(Items from a figure collection)
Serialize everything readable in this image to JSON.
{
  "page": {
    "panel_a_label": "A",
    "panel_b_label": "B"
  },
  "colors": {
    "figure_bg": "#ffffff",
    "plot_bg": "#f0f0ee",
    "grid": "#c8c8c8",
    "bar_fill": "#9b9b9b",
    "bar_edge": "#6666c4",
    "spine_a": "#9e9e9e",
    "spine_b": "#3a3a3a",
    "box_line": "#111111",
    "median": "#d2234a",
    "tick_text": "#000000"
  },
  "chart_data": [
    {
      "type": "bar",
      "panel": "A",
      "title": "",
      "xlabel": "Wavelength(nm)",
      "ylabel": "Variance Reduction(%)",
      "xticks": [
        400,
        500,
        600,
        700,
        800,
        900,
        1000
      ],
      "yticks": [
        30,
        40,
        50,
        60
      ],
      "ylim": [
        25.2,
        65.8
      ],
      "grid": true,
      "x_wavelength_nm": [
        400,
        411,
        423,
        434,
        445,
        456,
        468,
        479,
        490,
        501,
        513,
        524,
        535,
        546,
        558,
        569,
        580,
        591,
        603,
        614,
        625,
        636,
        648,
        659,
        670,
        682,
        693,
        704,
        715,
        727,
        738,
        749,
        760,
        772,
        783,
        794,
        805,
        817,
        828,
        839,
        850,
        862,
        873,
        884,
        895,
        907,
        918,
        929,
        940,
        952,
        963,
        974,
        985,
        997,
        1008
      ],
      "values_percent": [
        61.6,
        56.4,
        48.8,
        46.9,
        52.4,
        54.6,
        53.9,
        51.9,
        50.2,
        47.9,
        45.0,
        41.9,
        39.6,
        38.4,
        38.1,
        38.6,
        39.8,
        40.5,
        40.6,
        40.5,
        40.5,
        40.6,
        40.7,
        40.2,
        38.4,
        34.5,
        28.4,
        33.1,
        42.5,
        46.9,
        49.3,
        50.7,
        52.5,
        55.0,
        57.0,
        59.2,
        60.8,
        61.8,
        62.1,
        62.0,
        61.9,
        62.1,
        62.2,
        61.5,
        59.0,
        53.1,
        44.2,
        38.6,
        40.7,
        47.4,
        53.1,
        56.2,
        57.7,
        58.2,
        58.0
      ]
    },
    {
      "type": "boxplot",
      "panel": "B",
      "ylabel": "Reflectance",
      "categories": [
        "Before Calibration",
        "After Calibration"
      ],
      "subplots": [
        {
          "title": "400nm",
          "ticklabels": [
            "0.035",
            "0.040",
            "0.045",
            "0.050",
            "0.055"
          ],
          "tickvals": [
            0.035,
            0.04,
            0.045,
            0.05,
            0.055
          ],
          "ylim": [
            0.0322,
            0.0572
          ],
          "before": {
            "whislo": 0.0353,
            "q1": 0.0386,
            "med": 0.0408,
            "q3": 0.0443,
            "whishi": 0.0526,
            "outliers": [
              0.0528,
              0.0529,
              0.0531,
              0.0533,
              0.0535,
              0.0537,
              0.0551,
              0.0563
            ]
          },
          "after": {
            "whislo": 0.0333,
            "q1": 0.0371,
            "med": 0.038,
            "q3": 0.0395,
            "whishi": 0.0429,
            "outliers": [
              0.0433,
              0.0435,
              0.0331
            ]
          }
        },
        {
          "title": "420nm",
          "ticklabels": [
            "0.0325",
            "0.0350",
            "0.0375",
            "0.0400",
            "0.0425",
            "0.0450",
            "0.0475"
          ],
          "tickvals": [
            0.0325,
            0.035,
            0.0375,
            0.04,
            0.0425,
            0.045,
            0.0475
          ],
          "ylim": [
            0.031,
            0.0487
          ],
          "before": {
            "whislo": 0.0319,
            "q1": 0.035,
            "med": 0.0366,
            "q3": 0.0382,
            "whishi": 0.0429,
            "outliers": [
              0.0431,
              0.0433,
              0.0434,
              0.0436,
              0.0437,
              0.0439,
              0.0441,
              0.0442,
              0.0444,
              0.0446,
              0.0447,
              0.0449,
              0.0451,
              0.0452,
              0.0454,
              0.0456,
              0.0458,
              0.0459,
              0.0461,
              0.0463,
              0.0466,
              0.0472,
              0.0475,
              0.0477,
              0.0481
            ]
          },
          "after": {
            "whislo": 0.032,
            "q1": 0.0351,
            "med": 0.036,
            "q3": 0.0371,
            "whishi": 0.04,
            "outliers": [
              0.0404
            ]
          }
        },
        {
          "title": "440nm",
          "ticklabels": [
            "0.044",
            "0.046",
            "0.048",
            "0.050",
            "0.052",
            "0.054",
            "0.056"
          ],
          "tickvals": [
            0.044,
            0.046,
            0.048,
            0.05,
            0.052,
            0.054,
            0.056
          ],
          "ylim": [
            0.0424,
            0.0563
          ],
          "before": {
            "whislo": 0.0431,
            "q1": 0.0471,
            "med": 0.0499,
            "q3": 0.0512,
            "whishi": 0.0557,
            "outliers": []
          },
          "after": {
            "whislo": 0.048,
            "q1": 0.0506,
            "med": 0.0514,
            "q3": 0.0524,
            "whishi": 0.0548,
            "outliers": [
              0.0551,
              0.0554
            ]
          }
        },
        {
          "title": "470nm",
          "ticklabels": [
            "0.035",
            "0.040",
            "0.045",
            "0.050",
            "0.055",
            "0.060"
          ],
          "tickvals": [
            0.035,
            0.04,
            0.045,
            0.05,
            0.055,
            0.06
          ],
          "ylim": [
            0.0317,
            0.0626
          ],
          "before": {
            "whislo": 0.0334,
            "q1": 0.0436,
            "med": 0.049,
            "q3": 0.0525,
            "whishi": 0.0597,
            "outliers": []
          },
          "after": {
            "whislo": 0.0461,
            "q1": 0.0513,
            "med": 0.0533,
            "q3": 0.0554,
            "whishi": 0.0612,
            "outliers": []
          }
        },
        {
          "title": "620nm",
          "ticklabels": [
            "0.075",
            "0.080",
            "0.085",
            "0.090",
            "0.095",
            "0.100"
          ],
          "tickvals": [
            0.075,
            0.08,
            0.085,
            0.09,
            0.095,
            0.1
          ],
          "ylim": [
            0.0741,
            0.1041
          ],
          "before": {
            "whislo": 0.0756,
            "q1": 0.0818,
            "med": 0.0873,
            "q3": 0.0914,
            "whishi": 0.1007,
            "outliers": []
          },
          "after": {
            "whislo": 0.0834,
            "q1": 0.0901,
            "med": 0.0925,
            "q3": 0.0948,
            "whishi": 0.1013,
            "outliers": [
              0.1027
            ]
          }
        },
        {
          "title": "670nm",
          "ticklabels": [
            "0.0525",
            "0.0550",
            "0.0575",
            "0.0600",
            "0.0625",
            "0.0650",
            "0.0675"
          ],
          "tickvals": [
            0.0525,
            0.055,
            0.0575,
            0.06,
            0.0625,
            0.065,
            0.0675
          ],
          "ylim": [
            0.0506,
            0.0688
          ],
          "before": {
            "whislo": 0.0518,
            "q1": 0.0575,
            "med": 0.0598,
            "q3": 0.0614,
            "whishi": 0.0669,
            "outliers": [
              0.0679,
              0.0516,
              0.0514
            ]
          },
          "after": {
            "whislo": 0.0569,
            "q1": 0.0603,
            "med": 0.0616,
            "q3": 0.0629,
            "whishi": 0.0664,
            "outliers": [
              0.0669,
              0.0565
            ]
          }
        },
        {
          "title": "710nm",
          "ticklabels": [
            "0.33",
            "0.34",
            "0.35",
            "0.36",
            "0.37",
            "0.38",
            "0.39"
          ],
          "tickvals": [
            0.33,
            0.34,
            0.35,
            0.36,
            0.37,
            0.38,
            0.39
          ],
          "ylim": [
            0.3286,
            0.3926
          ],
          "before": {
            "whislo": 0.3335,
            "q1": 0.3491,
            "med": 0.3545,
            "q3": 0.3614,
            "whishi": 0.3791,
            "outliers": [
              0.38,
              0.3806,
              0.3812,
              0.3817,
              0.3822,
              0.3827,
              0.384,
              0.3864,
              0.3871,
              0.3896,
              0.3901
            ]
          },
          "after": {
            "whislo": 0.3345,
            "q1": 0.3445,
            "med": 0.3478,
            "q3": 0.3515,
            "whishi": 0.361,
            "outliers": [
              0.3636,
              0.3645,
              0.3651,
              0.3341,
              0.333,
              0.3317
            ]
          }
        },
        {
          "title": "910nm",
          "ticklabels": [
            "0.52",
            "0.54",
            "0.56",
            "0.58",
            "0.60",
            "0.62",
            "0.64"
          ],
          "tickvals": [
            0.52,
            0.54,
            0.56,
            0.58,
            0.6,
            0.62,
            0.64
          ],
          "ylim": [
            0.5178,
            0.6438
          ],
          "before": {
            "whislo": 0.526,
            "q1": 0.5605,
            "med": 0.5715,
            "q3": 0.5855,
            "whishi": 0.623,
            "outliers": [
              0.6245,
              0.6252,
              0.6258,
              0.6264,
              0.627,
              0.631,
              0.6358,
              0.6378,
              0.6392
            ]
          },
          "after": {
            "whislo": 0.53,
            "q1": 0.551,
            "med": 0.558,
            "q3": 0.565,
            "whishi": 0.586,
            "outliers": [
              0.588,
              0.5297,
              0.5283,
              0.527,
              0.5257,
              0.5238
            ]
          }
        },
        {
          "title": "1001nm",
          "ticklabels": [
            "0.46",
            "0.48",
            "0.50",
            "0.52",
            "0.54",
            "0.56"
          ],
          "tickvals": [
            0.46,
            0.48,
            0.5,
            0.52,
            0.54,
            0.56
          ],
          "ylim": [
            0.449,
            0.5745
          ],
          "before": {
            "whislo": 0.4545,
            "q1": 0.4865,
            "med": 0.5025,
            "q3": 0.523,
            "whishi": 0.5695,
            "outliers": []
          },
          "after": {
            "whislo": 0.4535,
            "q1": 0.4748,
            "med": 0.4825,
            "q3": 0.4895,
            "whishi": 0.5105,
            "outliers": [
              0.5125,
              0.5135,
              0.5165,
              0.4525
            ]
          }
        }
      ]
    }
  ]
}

== AIM ==
Where a line above contains the string "title", copy that line.

== EXERCISE SOLUTION ==
      "title": "",
          "title": "400nm",
          "title": "420nm",
          "title": "440nm",
          "title": "470nm",
          "title": "620nm",
          "title": "670nm",
          "title": "710nm",
          "title": "910nm",
          "title": "1001nm",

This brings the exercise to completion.